DATA FOR THIS TASK
★ ★ ★ ★ ★

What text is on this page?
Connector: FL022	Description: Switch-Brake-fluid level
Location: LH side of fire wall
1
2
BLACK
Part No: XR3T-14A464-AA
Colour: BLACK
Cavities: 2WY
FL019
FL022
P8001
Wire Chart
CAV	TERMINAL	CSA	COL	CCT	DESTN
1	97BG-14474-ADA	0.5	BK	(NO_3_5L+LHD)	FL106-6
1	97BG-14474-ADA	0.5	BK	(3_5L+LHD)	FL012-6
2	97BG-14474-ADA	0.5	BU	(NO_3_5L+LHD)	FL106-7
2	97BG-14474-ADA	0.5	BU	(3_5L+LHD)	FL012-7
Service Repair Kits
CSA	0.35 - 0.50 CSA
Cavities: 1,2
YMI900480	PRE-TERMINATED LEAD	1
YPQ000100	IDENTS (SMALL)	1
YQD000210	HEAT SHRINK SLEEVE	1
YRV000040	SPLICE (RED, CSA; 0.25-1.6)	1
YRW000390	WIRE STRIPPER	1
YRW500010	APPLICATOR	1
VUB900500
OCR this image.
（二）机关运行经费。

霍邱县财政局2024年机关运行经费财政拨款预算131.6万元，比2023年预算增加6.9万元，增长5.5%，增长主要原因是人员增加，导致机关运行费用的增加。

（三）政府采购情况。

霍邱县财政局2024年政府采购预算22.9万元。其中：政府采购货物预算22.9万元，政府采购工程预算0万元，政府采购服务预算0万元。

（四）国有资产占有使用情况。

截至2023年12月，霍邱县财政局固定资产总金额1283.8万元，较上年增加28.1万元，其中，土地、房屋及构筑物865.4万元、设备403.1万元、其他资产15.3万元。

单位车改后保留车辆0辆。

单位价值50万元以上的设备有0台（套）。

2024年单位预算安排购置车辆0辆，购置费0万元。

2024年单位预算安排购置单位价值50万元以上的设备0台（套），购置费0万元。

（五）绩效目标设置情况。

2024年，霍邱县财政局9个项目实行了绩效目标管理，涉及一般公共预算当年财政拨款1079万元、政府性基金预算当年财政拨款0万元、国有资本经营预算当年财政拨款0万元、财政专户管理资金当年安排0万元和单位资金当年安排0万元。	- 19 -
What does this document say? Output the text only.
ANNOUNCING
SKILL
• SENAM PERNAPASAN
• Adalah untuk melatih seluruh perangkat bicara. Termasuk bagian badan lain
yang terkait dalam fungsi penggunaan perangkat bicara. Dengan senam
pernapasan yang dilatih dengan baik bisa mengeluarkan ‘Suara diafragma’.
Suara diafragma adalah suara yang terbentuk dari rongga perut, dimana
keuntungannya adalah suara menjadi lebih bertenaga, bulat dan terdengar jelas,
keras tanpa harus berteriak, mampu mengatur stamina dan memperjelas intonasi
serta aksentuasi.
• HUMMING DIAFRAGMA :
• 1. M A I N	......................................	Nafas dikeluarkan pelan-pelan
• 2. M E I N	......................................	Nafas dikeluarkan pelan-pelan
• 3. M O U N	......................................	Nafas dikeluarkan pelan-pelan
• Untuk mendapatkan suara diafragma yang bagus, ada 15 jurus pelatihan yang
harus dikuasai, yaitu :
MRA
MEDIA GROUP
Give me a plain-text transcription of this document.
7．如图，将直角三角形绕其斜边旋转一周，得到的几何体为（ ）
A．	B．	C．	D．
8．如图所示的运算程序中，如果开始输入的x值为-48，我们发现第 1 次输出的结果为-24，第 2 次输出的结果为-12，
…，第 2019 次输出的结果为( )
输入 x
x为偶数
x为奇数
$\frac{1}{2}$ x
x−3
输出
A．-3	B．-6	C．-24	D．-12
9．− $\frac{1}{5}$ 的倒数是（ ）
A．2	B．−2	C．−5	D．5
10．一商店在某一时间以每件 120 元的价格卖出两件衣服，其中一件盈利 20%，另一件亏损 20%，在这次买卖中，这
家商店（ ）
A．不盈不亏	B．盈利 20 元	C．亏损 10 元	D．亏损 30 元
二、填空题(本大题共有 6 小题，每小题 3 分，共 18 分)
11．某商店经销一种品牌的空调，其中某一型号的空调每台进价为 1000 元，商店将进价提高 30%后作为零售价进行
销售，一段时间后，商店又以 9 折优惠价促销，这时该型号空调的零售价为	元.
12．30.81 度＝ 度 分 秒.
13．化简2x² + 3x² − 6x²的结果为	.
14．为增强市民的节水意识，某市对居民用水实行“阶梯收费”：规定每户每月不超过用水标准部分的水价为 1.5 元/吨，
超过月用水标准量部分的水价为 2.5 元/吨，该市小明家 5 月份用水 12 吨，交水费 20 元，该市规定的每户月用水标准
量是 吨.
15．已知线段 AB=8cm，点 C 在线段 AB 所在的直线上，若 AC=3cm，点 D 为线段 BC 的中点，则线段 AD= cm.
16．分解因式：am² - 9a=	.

★ ★ ★ ★ ★

WHAT YOU ARE ASKED TO DO
Select the lines from the entries that include the word "pelan".

RESPONSE
• 1. M A I N	......................................	Nafas dikeluarkan pelan-pelan
• 2. M E I N	......................................	Nafas dikeluarkan pelan-pelan
• 3. M O U N	......................................	Nafas dikeluarkan pelan-pelan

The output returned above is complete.